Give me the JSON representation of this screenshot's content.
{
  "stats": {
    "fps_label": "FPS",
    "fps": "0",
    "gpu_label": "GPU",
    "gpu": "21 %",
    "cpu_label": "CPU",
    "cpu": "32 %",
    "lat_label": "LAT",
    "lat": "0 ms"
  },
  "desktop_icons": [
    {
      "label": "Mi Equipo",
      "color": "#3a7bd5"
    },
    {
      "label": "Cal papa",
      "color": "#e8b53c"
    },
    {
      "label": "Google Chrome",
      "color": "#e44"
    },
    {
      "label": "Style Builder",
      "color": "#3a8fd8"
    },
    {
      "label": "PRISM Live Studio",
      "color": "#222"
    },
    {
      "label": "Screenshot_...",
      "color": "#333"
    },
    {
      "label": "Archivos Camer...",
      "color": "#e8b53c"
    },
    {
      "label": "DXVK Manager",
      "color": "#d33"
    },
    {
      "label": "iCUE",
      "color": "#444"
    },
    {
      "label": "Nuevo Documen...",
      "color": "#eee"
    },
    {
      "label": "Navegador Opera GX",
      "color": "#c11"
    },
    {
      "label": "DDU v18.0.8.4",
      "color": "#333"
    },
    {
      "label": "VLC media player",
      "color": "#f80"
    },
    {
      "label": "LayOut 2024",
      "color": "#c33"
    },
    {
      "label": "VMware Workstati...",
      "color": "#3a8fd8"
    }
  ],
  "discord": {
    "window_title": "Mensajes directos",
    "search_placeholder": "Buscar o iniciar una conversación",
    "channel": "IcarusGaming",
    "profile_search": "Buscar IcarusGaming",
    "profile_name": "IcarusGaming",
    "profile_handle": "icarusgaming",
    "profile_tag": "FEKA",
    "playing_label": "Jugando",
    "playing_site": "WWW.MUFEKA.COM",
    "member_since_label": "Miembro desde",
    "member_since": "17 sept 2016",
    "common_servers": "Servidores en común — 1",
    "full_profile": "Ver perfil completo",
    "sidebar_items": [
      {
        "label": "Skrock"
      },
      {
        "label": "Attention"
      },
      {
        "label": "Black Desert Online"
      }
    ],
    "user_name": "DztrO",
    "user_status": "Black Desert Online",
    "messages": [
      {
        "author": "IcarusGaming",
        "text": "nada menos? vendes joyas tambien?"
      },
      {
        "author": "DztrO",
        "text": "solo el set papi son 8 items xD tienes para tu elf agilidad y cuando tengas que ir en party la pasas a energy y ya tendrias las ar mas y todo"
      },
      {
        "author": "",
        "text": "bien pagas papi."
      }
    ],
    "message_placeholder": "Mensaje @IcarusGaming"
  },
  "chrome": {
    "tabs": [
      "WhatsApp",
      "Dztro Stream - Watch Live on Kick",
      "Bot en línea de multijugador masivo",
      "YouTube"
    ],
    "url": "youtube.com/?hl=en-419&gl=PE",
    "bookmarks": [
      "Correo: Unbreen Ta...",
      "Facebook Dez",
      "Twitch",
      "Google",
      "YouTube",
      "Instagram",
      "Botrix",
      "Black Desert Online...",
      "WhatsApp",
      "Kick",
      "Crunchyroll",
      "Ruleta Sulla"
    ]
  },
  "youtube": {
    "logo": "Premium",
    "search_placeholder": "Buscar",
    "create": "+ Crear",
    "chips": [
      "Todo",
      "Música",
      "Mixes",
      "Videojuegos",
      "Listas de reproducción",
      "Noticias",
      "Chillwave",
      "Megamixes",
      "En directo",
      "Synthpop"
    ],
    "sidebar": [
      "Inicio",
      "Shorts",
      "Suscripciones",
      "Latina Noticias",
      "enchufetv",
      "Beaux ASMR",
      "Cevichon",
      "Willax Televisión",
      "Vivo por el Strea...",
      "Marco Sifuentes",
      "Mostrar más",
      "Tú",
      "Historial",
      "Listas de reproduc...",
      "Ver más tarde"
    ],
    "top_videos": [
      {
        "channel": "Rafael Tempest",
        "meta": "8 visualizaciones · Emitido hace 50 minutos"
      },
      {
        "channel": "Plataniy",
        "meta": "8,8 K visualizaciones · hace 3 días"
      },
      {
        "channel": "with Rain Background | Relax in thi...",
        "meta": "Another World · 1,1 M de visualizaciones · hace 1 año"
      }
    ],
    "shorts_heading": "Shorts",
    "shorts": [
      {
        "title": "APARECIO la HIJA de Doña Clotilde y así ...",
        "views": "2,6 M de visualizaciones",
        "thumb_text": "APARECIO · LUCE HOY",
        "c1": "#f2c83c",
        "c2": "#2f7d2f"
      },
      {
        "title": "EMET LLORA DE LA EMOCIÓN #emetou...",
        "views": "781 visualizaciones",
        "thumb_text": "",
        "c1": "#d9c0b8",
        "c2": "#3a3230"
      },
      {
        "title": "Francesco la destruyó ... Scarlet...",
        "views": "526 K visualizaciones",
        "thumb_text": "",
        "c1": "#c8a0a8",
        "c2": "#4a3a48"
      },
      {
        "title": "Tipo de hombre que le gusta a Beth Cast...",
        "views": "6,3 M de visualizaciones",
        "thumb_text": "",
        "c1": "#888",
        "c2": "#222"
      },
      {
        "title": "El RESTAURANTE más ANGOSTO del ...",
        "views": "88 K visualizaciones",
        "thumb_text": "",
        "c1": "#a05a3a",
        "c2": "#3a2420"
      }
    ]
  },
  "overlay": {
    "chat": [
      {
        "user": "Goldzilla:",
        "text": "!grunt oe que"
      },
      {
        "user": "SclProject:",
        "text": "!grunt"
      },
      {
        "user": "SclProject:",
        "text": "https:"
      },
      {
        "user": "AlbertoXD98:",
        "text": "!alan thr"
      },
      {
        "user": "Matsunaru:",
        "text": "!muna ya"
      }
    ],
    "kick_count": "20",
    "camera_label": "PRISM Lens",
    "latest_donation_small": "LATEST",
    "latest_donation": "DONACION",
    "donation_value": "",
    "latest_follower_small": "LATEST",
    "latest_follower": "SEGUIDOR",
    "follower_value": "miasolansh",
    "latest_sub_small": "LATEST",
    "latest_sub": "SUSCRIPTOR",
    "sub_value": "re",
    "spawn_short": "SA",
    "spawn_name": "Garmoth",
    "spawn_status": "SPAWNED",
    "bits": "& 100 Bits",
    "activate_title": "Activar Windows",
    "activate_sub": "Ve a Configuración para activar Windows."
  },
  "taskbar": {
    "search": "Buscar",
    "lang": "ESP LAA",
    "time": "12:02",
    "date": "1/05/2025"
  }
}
————————
__AIM OF THE EXERCISE__: Every line of the data above should be reproduced word for word.

__EXPECTED ANSWER__:
Give me the JSON representation of this screenshot's content.
{
  "stats": {
    "fps_label": "FPS",
    "fps": "0",
    "gpu_label": "GPU",
    "gpu": "21 %",
    "cpu_label": "CPU",
    "cpu": "32 %",
    "lat_label": "LAT",
    "lat": "0 ms"
  },
  "desktop_icons": [
    {
      "label": "Mi Equipo",
      "color": "#3a7bd5"
    },
    {
      "label": "Cal papa",
      "color": "#e8b53c"
    },
    {
      "label": "Google Chrome",
      "color": "#e44"
    },
    {
      "label": "Style Builder",
      "color": "#3a8fd8"
    },
    {
      "label": "PRISM Live Studio",
      "color": "#222"
    },
    {
      "label": "Screenshot_...",
      "color": "#333"
    },
    {
      "label": "Archivos Camer...",
      "color": "#e8b53c"
    },
    {
      "label": "DXVK Manager",
      "color": "#d33"
    },
    {
      "label": "iCUE",
      "color": "#444"
    },
    {
      "label": "Nuevo Documen...",
      "color": "#eee"
    },
    {
      "label": "Navegador Opera GX",
      "color": "#c11"
    },
    {
      "label": "DDU v18.0.8.4",
      "color": "#333"
    },
    {
      "label": "VLC media player",
      "color": "#f80"
    },
    {
      "label": "LayOut 2024",
      "color": "#c33"
    },
    {
      "label": "VMware Workstati...",
      "color": "#3a8fd8"
    }
  ],
  "discord": {
    "window_title": "Mensajes directos",
    "search_placeholder": "Buscar o iniciar una conversación",
    "channel": "IcarusGaming",
    "profile_search": "Buscar IcarusGaming",
    "profile_name": "IcarusGaming",
    "profile_handle": "icarusgaming",
    "profile_tag": "FEKA",
    "playing_label": "Jugando",
    "playing_site": "WWW.MUFEKA.COM",
    "member_since_label": "Miembro desde",
    "member_since": "17 sept 2016",
    "common_servers": "Servidores en común — 1",
    "full_profile": "Ver perfil completo",
    "sidebar_items": [
      {
        "label": "Skrock"
      },
      {
        "label": "Attention"
      },
      {
        "label": "Black Desert Online"
      }
    ],
    "user_name": "DztrO",
    "user_status": "Black Desert Online",
    "messages": [
      {
        "author": "IcarusGaming",
        "text": "nada menos? vendes joyas tambien?"
      },
      {
        "author": "DztrO",
        "text": "solo el set papi son 8 items xD tienes para tu elf agilidad y cuando tengas que ir en party la pasas a energy y ya tendrias las ar mas y todo"
      },
      {
        "author": "",
        "text": "bien pagas papi."
      }
    ],
    "message_placeholder": "Mensaje @IcarusGaming"
  },
  "chrome": {
    "tabs": [
      "WhatsApp",
      "Dztro Stream - Watch Live on Kick",
      "Bot en línea de multijugador masivo",
      "YouTube"
    ],
    "url": "youtube.com/?hl=en-419&gl=PE",
    "bookmarks": [
      "Correo: Unbreen Ta...",
      "Facebook Dez",
      "Twitch",
      "Google",
      "YouTube",
      "Instagram",
      "Botrix",
      "Black Desert Online...",
      "WhatsApp",
      "Kick",
      "Crunchyroll",
      "Ruleta Sulla"
    ]
  },
  "youtube": {
    "logo": "Premium",
    "search_placeholder": "Buscar",
    "create": "+ Crear",
    "chips": [
      "Todo",
      "Música",
      "Mixes",
      "Videojuegos",
      "Listas de reproducción",
      "Noticias",
      "Chillwave",
      "Megamixes",
      "En directo",
      "Synthpop"
    ],
    "sidebar": [
      "Inicio",
      "Shorts",
      "Suscripciones",
      "Latina Noticias",
      "enchufetv",
      "Beaux ASMR",
      "Cevichon",
      "Willax Televisión",
      "Vivo por el Strea...",
      "Marco Sifuentes",
      "Mostrar más",
      "Tú",
      "Historial",
      "Listas de reproduc...",
      "Ver más tarde"
    ],
    "top_videos": [
      {
        "channel": "Rafael Tempest",
        "meta": "8 visualizaciones · Emitido hace 50 minutos"
      },
      {
        "channel": "Plataniy",
        "meta": "8,8 K visualizaciones · hace 3 días"
      },
      {
        "channel": "with Rain Background | Relax in thi...",
        "meta": "Another World · 1,1 M de visualizaciones · hace 1 año"
      }
    ],
    "shorts_heading": "Shorts",
    "shorts": [
      {
        "title": "APARECIO la HIJA de Doña Clotilde y así ...",
        "views": "2,6 M de visualizaciones",
        "thumb_text": "APARECIO · LUCE HOY",
        "c1": "#f2c83c",
        "c2": "#2f7d2f"
      },
      {
        "title": "EMET LLORA DE LA EMOCIÓN #emetou...",
        "views": "781 visualizaciones",
        "thumb_text": "",
        "c1": "#d9c0b8",
        "c2": "#3a3230"
      },
      {
        "title": "Francesco la destruyó ... Scarlet...",
        "views": "526 K visualizaciones",
        "thumb_text": "",
        "c1": "#c8a0a8",
        "c2": "#4a3a48"
      },
      {
        "title": "Tipo de hombre que le gusta a Beth Cast...",
        "views": "6,3 M de visualizaciones",
        "thumb_text": "",
        "c1": "#888",
        "c2": "#222"
      },
      {
        "title": "El RESTAURANTE más ANGOSTO del ...",
        "views": "88 K visualizaciones",
        "thumb_text": "",
        "c1": "#a05a3a",
        "c2": "#3a2420"
      }
    ]
  },
  "overlay": {
    "chat": [
      {
        "user": "Goldzilla:",
        "text": "!grunt oe que"
      },
      {
        "user": "SclProject:",
        "text": "!grunt"
      },
      {
        "user": "SclProject:",
        "text": "https:"
      },
      {
        "user": "AlbertoXD98:",
        "text": "!alan thr"
      },
      {
        "user": "Matsunaru:",
        "text": "!muna ya"
      }
    ],
    "kick_count": "20",
    "camera_label": "PRISM Lens",
    "latest_donation_small": "LATEST",
    "latest_donation": "DONACION",
    "donation_value": "",
    "latest_follower_small": "LATEST",
    "latest_follower": "SEGUIDOR",
    "follower_value": "miasolansh",
    "latest_sub_small": "LATEST",
    "latest_sub": "SUSCRIPTOR",
    "sub_value": "re",
    "spawn_short": "SA",
    "spawn_name": "Garmoth",
    "spawn_status": "SPAWNED",
    "bits": "& 100 Bits",
    "activate_title": "Activar Windows",
    "activate_sub": "Ve a Configuración para activar Windows."
  },
  "taskbar": {
    "search": "Buscar",
    "lang": "ESP LAA",
    "time": "12:02",
    "date": "1/05/2025"
  }
}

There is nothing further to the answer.